### REQUIREMENT 1:
In the excerpt on signs of a revolving door, why do employees say they will not use the hotline?
### REQUIREMENT 2:
Rewrite the passage of the revolving-door excerpt from "7)     Some additional" to "culture in action.", putting "helpline" in place of "hotline".

### EXCERPT TO READ:
━━━━
7)     Some additional signs that the revolving door is a well-oiled machine (and that perhaps your number is up)….

  1. Employees share that they will not use the hotline because they fear retaliation.
  2. Severance agreements routinely put in non-disparagement clauses, but only in favor of the company, and references are not permitted “per policy.”
  3. In spite of your repeated requests to have your function’s location placed somewhere convenient to all to take advantage of numerous opportunities to immerse yourself in the middle of the action, you are shunted off to the hinterlands where no one can find you, and where you will be sure to miss valuable informal communications and observe the culture in action.
  4. You (and your other “compliance” colleagues) are placed in a bullpen cube that lends no privacy, thereby discouraging confidential communications (and sending a strong signal of “irrelevance” to the organization).
  5. Your requests for at least a closed cube or dedicated private meeting space for confidentiality purposes is met with blank stares of incomprehension, or worse yet, the dreaded comment “we have nothing to hide here….”
━━━━
### MATERIAL PROVIDED:

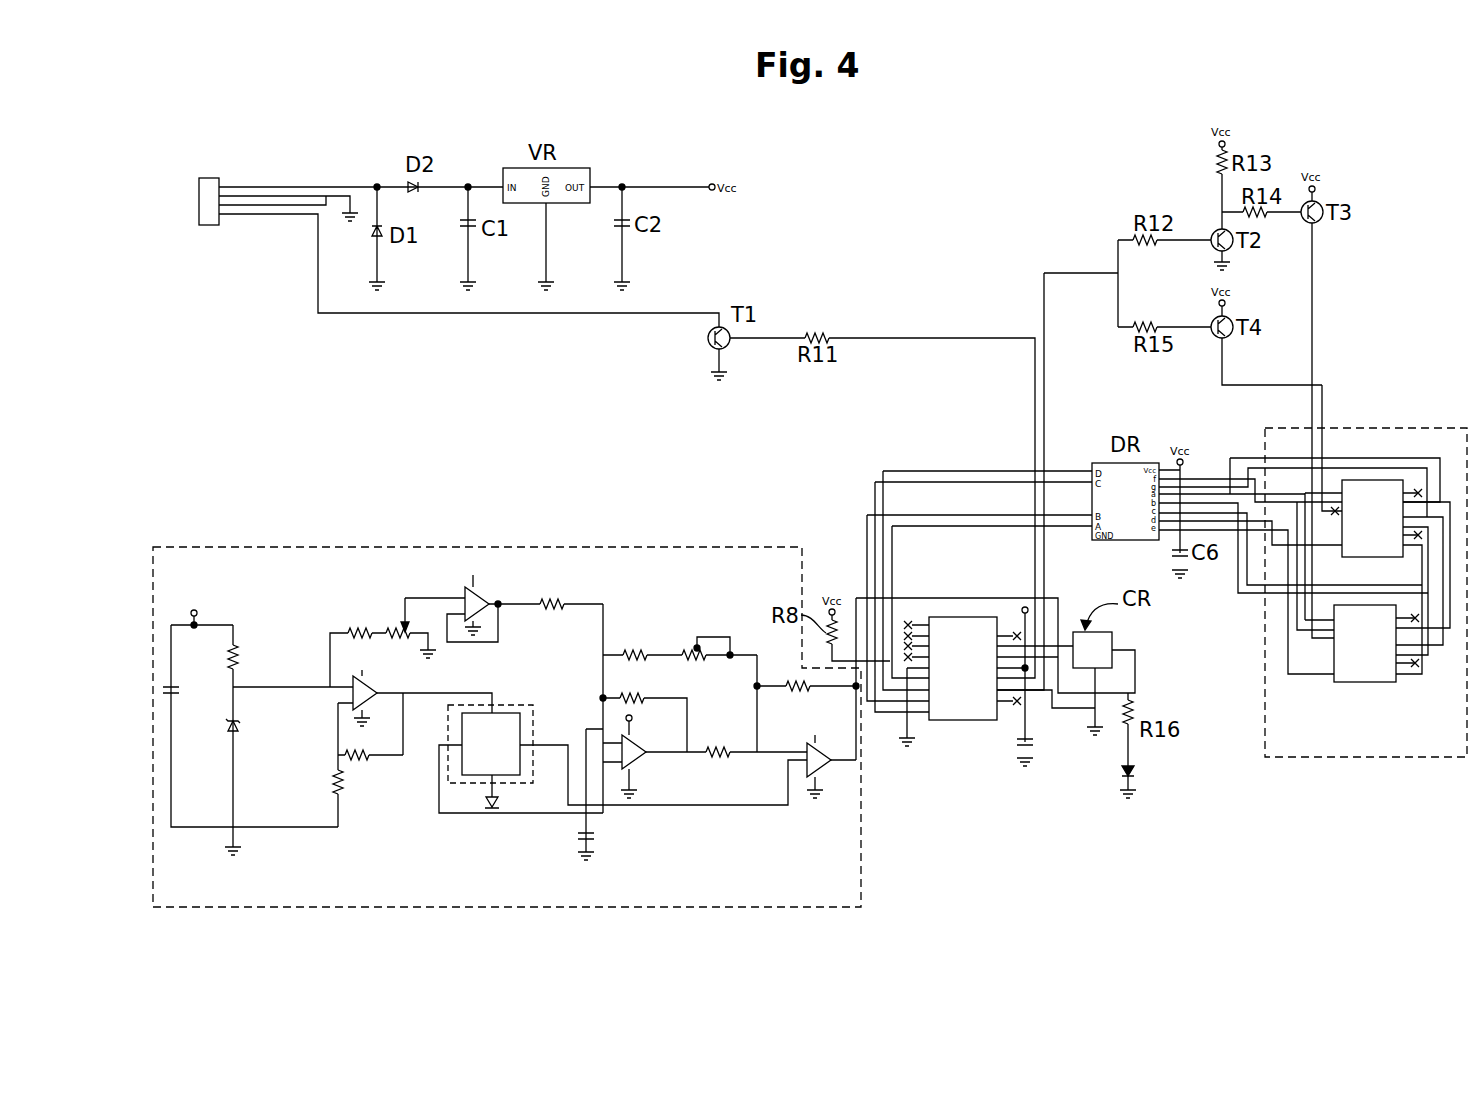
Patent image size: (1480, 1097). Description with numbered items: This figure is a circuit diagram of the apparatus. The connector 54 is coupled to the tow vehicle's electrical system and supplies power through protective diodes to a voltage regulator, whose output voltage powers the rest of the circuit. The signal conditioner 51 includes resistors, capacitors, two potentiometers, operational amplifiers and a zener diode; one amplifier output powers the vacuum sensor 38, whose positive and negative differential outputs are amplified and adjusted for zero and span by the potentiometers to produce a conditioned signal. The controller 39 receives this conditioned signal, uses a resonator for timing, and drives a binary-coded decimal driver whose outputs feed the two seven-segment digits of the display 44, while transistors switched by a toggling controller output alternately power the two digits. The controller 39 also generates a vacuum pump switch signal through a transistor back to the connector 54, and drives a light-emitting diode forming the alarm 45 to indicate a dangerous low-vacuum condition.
━━━━
### EXERCISE OUTPUT 1:
They fear retaliation.

### EXERCISE OUTPUT 2:
7)     Some additional signs that the revolving door is a well-oiled machine (and that perhaps your number is up)….

  1. Employees share that they will not use the helpline because they fear retaliation.
  2. Severance agreements routinely put in non-disparagement clauses, but only in favor of the company, and references are not permitted “per policy.”
  3. In spite of your repeated requests to have your function’s location placed somewhere convenient to all to take advantage of numerous opportunities to immerse yourself in the middle of the action, you are shunted off to the hinterlands where no one can find you, and where you will be sure to miss valuable informal communications and observe the culture in action.